START Dataset records

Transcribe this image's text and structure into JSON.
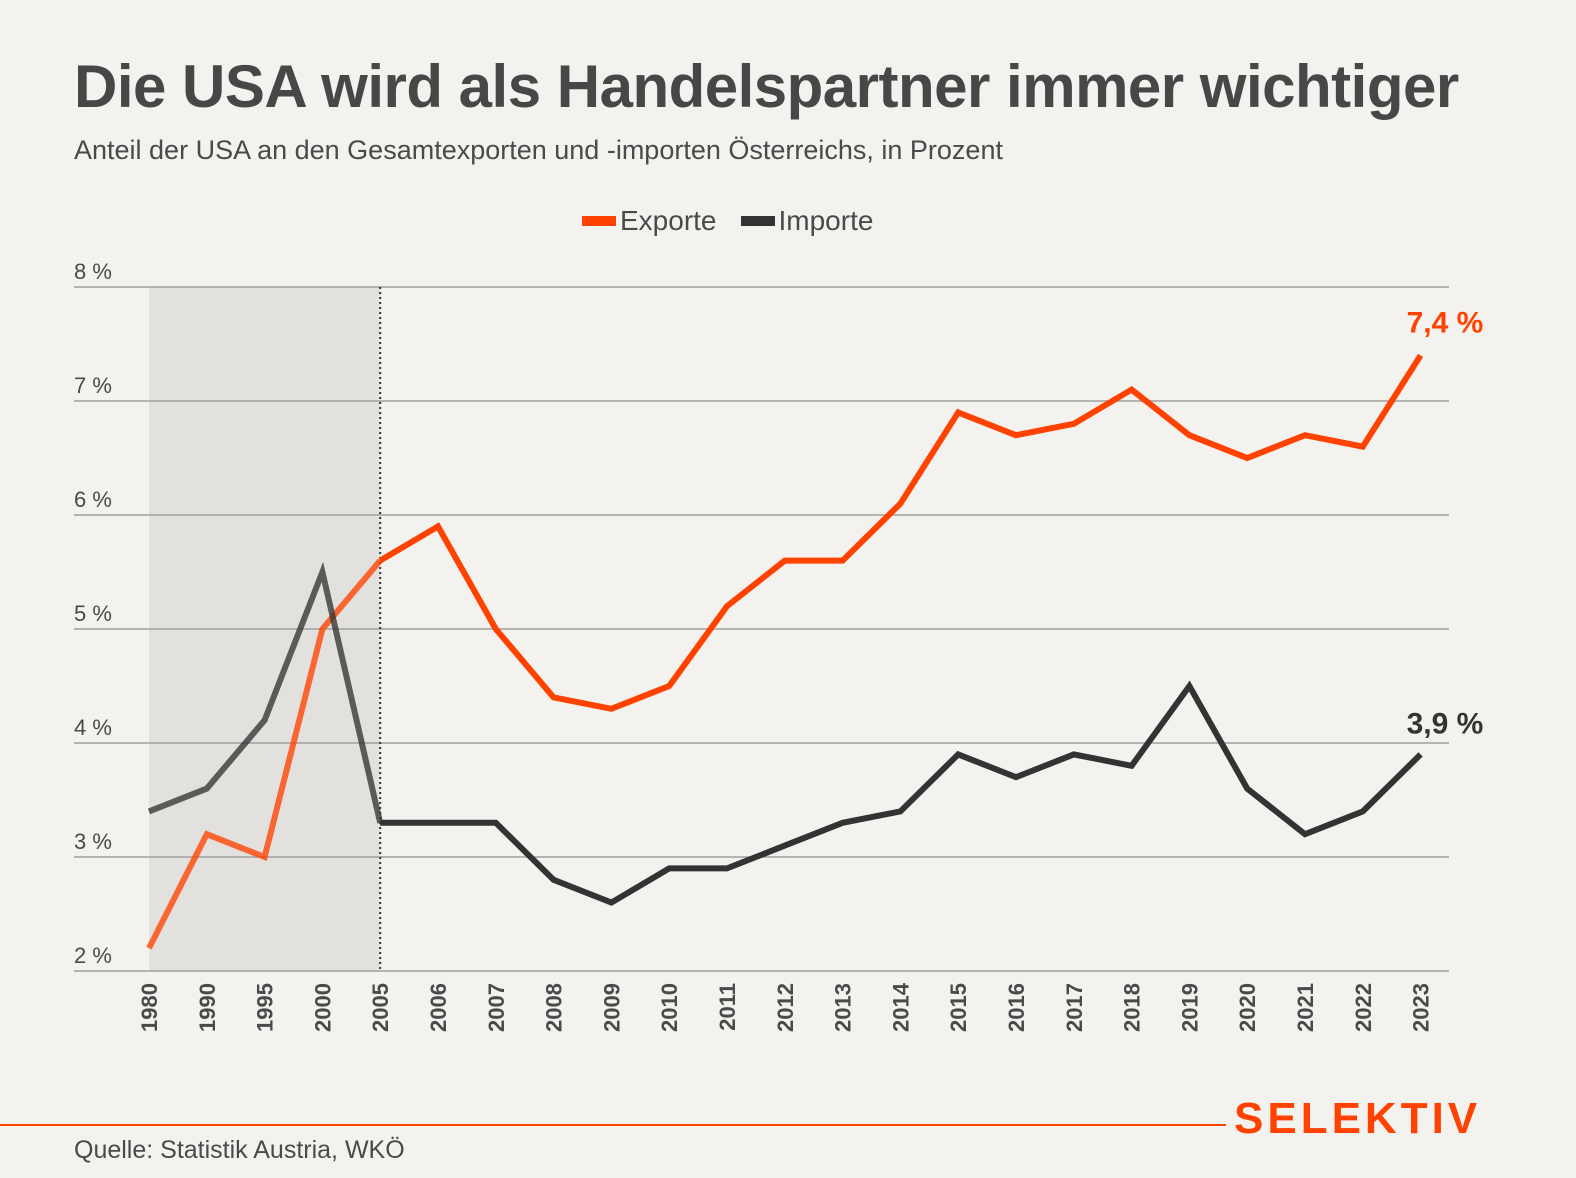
{
  "header": {
    "title": "Die USA wird als Handelspartner immer wichtiger",
    "subtitle": "Anteil der USA an den Gesamtexporten und -importen Österreichs, in Prozent"
  },
  "footer": {
    "source": "Quelle: Statistik Austria, WKÖ",
    "brand": "SELEKTIV"
  },
  "colors": {
    "exports": "#ff4200",
    "imports": "#333333",
    "background": "#f3f2ef",
    "shaded_region": "#e2e1de",
    "grid": "#a0a0a0",
    "text": "#474747"
  },
  "chart_data": {
    "type": "line",
    "title": "Die USA wird als Handelspartner immer wichtiger",
    "subtitle": "Anteil der USA an den Gesamtexporten und -importen Österreichs, in Prozent",
    "xlabel": "",
    "ylabel": "",
    "x": [
      "1980",
      "1990",
      "1995",
      "2000",
      "2005",
      "2006",
      "2007",
      "2008",
      "2009",
      "2010",
      "2011",
      "2012",
      "2013",
      "2014",
      "2015",
      "2016",
      "2017",
      "2018",
      "2019",
      "2020",
      "2021",
      "2022",
      "2023"
    ],
    "ylim": [
      2,
      8
    ],
    "yticks": [
      2,
      3,
      4,
      5,
      6,
      7,
      8
    ],
    "ytick_labels": [
      "2 %",
      "3 %",
      "4 %",
      "5 %",
      "6 %",
      "7 %",
      "8 %"
    ],
    "grid": true,
    "legend_position": "top-center",
    "shaded_range": [
      "1980",
      "2005"
    ],
    "series": [
      {
        "name": "Exporte",
        "color": "#ff4200",
        "values": [
          2.2,
          3.2,
          3.0,
          5.0,
          5.6,
          5.9,
          5.0,
          4.4,
          4.3,
          4.5,
          5.2,
          5.6,
          5.6,
          6.1,
          6.9,
          6.7,
          6.8,
          7.1,
          6.7,
          6.5,
          6.7,
          6.6,
          7.4
        ],
        "end_label": "7,4 %"
      },
      {
        "name": "Importe",
        "color": "#333333",
        "values": [
          3.4,
          3.6,
          4.2,
          5.5,
          3.3,
          3.3,
          3.3,
          2.8,
          2.6,
          2.9,
          2.9,
          3.1,
          3.3,
          3.4,
          3.9,
          3.7,
          3.9,
          3.8,
          4.5,
          3.6,
          3.2,
          3.4,
          3.9
        ],
        "end_label": "3,9 %"
      }
    ]
  }
}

END Dataset records

### What you need to do
Reproduce the data above in full, exactly as it is, with the pictures left out.

### Expected answer
Transcribe this image's text and structure into JSON.
{
  "header": {
    "title": "Die USA wird als Handelspartner immer wichtiger",
    "subtitle": "Anteil der USA an den Gesamtexporten und -importen Österreichs, in Prozent"
  },
  "footer": {
    "source": "Quelle: Statistik Austria, WKÖ",
    "brand": "SELEKTIV"
  },
  "colors": {
    "exports": "#ff4200",
    "imports": "#333333",
    "background": "#f3f2ef",
    "shaded_region": "#e2e1de",
    "grid": "#a0a0a0",
    "text": "#474747"
  },
  "chart_data": {
    "type": "line",
    "title": "Die USA wird als Handelspartner immer wichtiger",
    "subtitle": "Anteil der USA an den Gesamtexporten und -importen Österreichs, in Prozent",
    "xlabel": "",
    "ylabel": "",
    "x": [
      "1980",
      "1990",
      "1995",
      "2000",
      "2005",
      "2006",
      "2007",
      "2008",
      "2009",
      "2010",
      "2011",
      "2012",
      "2013",
      "2014",
      "2015",
      "2016",
      "2017",
      "2018",
      "2019",
      "2020",
      "2021",
      "2022",
      "2023"
    ],
    "ylim": [
      2,
      8
    ],
    "yticks": [
      2,
      3,
      4,
      5,
      6,
      7,
      8
    ],
    "ytick_labels": [
      "2 %",
      "3 %",
      "4 %",
      "5 %",
      "6 %",
      "7 %",
      "8 %"
    ],
    "grid": true,
    "legend_position": "top-center",
    "shaded_range": [
      "1980",
      "2005"
    ],
    "series": [
      {
        "name": "Exporte",
        "color": "#ff4200",
        "values": [
          2.2,
          3.2,
          3.0,
          5.0,
          5.6,
          5.9,
          5.0,
          4.4,
          4.3,
          4.5,
          5.2,
          5.6,
          5.6,
          6.1,
          6.9,
          6.7,
          6.8,
          7.1,
          6.7,
          6.5,
          6.7,
          6.6,
          7.4
        ],
        "end_label": "7,4 %"
      },
      {
        "name": "Importe",
        "color": "#333333",
        "values": [
          3.4,
          3.6,
          4.2,
          5.5,
          3.3,
          3.3,
          3.3,
          2.8,
          2.6,
          2.9,
          2.9,
          3.1,
          3.3,
          3.4,
          3.9,
          3.7,
          3.9,
          3.8,
          4.5,
          3.6,
          3.2,
          3.4,
          3.9
        ],
        "end_label": "3,9 %"
      }
    ]
  }
}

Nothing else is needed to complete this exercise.